■ Short problem ■
In the material below, find every line with "tillhanda" and pull it out.

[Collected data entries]
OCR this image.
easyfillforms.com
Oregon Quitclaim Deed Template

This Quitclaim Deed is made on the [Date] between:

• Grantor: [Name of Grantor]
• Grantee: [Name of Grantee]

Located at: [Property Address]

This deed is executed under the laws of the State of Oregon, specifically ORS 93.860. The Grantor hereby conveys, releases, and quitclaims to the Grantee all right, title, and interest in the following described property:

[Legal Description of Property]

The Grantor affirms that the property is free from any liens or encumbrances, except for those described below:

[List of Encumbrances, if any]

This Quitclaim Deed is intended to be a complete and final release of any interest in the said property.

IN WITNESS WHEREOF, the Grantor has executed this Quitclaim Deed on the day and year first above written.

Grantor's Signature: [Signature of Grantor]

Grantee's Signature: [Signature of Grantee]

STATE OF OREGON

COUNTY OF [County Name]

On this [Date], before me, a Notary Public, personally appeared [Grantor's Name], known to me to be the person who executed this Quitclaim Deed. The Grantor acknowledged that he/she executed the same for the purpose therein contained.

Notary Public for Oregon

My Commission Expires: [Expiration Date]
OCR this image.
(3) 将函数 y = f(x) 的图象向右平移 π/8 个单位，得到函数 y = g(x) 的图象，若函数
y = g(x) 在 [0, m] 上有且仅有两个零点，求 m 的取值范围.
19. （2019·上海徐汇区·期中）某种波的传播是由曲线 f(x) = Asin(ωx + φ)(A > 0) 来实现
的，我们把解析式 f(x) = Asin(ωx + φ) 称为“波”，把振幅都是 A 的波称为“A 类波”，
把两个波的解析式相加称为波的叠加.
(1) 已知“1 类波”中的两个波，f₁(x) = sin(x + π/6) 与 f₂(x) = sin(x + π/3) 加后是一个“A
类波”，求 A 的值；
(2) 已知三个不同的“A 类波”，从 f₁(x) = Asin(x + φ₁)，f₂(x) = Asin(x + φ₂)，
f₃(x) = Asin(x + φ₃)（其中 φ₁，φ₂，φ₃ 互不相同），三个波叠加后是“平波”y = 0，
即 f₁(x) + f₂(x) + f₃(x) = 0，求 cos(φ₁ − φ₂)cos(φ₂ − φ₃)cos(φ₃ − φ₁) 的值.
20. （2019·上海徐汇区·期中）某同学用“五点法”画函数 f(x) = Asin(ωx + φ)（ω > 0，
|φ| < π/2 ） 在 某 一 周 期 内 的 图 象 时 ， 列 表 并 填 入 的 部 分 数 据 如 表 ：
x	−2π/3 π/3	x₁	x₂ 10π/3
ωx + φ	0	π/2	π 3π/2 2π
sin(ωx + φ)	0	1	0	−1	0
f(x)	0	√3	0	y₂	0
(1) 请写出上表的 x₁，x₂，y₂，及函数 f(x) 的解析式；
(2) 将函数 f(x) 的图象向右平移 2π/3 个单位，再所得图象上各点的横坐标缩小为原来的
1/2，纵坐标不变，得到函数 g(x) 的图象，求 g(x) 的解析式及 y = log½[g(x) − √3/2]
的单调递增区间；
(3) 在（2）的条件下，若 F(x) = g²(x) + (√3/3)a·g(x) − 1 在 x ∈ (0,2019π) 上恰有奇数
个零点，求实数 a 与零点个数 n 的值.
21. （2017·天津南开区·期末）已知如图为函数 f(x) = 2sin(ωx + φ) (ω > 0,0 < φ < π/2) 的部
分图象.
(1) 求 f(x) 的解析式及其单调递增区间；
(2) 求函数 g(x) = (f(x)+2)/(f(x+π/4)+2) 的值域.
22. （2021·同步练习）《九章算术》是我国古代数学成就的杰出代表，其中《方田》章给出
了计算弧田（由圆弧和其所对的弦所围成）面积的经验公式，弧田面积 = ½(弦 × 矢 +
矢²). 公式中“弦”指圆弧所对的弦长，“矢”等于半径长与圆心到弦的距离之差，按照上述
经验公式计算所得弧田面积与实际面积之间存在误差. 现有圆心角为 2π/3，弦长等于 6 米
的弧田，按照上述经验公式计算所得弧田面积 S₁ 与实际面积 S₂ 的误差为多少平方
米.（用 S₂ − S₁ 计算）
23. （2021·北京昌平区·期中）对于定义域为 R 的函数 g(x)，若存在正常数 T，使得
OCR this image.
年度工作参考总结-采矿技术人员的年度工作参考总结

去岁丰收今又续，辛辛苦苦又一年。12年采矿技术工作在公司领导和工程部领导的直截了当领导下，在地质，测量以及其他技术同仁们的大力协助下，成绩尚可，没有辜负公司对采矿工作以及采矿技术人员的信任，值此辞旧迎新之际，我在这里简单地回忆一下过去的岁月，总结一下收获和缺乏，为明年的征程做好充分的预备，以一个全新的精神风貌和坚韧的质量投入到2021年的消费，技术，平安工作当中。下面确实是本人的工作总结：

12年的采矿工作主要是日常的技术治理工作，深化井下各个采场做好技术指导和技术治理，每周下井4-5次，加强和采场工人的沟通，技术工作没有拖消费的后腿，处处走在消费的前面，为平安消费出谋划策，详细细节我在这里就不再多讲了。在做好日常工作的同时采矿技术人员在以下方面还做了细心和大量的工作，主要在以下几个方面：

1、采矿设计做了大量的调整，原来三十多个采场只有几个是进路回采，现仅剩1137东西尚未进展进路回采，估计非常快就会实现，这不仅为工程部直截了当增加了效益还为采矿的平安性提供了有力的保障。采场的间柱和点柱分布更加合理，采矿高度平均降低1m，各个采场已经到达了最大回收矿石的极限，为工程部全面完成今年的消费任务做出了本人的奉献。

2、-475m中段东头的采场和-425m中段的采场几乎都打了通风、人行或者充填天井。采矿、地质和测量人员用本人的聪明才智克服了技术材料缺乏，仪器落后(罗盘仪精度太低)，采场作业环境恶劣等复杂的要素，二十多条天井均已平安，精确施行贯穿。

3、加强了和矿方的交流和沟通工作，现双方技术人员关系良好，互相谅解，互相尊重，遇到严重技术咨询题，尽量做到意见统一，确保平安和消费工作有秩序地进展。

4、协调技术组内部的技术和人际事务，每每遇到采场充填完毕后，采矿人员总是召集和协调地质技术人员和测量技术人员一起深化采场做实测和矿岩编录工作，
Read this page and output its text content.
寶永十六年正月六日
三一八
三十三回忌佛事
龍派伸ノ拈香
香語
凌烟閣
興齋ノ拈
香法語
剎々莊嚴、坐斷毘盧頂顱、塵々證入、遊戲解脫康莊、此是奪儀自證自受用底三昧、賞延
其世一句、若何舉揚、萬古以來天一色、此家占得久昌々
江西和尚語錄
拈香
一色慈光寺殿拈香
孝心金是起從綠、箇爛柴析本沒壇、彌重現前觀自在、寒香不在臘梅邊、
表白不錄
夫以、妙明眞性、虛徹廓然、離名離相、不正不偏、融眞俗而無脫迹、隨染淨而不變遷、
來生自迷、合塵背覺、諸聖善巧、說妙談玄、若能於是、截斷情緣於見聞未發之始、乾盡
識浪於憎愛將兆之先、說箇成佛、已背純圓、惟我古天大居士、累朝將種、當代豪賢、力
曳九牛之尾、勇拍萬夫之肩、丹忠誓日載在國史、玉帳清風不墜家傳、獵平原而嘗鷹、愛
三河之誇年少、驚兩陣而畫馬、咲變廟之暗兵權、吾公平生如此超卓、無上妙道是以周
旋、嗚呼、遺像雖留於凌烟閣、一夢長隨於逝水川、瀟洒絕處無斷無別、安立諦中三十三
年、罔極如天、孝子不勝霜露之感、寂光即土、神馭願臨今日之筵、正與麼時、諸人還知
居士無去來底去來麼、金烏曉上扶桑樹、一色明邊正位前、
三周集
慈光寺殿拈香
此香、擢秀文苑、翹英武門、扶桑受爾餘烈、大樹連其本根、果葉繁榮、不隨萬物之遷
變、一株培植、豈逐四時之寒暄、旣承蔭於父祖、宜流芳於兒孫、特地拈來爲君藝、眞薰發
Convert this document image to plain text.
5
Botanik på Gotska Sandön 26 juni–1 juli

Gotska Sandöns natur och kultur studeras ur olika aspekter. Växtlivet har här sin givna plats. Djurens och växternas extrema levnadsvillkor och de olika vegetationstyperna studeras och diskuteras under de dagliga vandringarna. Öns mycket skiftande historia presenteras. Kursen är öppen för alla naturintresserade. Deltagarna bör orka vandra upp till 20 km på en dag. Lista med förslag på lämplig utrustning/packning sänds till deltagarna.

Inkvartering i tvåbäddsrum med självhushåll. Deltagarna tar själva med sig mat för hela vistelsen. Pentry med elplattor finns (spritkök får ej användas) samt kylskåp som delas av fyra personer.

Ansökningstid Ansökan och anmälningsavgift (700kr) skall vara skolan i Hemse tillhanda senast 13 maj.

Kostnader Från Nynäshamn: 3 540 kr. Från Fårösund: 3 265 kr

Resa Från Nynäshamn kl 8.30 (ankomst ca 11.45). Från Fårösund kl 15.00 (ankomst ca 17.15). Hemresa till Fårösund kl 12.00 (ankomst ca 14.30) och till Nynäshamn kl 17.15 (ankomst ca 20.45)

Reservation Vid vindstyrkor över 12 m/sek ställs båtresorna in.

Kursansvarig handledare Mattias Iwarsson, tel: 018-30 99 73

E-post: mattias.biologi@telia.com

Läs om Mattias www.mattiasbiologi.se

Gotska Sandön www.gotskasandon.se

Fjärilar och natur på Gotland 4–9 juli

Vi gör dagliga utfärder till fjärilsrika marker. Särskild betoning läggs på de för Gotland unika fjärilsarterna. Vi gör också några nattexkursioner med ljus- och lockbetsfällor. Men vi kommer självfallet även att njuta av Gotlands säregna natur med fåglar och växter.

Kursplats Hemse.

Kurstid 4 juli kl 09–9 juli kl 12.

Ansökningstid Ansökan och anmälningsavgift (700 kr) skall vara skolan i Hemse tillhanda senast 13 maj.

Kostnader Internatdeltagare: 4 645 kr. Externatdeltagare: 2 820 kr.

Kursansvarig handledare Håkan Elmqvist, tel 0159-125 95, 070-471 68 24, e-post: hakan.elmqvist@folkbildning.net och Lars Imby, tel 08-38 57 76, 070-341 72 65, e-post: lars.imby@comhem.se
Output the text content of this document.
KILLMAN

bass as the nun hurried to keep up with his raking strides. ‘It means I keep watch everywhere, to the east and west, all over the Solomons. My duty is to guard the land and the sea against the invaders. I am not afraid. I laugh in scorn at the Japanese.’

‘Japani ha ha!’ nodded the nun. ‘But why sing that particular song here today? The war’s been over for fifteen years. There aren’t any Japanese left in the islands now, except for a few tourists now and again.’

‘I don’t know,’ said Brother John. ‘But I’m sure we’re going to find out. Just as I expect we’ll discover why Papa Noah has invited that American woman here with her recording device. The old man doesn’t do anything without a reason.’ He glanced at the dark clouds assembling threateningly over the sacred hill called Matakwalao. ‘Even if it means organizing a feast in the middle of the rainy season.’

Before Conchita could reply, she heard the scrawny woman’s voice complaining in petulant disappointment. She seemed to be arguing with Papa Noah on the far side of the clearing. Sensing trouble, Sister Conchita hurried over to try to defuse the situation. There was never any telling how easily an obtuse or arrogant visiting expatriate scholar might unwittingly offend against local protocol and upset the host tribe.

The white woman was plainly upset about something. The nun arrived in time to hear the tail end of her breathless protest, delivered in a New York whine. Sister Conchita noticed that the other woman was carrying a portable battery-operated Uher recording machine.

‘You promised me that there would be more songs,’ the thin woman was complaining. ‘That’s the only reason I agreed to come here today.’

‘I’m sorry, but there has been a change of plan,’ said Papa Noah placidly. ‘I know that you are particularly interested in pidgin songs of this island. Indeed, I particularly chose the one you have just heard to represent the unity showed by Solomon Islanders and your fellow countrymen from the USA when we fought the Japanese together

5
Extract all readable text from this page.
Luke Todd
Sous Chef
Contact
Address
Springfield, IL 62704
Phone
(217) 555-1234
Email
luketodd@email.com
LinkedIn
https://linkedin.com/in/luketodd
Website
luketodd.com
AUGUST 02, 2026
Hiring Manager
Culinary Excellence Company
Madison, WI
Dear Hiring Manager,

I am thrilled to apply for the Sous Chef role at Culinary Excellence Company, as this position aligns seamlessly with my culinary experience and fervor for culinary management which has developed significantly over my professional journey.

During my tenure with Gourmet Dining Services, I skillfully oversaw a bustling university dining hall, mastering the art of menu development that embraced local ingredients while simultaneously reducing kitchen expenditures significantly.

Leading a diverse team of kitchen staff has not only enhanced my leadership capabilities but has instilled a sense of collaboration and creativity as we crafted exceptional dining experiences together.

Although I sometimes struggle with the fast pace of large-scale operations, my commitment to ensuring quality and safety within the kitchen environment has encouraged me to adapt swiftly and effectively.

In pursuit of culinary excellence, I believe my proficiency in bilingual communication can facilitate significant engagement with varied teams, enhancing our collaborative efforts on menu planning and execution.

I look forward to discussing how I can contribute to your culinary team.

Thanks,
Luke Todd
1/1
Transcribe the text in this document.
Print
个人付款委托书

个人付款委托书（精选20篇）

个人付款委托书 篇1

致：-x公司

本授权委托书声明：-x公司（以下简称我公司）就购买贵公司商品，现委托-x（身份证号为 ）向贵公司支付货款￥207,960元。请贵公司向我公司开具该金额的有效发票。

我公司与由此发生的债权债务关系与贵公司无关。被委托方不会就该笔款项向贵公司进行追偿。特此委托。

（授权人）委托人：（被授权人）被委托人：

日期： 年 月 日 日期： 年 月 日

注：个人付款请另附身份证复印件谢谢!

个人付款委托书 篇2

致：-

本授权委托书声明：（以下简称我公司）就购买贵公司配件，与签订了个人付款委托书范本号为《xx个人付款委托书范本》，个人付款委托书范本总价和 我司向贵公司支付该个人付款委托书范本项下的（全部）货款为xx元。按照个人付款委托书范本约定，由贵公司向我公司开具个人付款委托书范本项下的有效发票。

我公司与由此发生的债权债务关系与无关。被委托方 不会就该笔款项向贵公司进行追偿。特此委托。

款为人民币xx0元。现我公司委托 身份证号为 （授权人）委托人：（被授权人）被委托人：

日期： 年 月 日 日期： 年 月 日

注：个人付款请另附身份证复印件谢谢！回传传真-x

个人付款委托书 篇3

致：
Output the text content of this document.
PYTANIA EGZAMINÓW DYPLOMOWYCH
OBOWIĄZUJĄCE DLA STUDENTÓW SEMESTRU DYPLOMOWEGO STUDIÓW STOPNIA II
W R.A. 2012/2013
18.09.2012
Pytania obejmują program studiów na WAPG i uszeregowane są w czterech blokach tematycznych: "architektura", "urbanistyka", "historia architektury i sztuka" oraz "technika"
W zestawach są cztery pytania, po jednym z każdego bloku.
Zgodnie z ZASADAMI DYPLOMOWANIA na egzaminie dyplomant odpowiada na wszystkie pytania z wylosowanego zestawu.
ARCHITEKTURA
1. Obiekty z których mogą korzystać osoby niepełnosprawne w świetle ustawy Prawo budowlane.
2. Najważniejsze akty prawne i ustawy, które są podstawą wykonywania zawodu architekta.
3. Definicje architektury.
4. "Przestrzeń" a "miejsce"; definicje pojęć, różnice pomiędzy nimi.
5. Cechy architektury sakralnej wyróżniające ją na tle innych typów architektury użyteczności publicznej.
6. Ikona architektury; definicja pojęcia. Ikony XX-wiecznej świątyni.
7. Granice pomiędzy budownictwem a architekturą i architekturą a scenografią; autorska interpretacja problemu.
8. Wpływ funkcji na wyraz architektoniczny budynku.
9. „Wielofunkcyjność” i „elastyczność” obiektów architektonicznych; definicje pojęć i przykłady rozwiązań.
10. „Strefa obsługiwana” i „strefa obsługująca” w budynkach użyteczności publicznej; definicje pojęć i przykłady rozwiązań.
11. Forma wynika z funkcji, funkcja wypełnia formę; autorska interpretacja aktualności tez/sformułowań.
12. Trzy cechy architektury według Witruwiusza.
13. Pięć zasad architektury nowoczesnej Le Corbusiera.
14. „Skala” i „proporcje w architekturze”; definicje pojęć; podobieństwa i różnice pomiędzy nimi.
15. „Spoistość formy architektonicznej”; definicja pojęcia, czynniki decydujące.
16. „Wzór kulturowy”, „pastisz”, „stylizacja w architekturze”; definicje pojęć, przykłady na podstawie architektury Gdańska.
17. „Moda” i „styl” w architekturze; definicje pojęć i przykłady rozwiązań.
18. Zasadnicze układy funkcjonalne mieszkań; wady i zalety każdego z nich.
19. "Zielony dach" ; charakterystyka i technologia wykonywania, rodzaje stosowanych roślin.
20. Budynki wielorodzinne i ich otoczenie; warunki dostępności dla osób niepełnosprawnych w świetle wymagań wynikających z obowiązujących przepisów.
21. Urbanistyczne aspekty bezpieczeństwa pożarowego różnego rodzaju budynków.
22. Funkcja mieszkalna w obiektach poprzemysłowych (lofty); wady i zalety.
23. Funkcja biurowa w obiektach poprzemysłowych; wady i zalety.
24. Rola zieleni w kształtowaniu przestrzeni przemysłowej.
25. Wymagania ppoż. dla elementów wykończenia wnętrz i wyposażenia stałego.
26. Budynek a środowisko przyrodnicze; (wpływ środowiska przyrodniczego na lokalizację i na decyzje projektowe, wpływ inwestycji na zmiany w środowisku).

■ Completed exercise ■
Ansökningstid Ansökan och anmälningsavgift (700kr) skall vara skolan i Hemse tillhanda senast 13 maj.
Ansökningstid Ansökan och anmälningsavgift (700 kr) skall vara skolan i Hemse tillhanda senast 13 maj.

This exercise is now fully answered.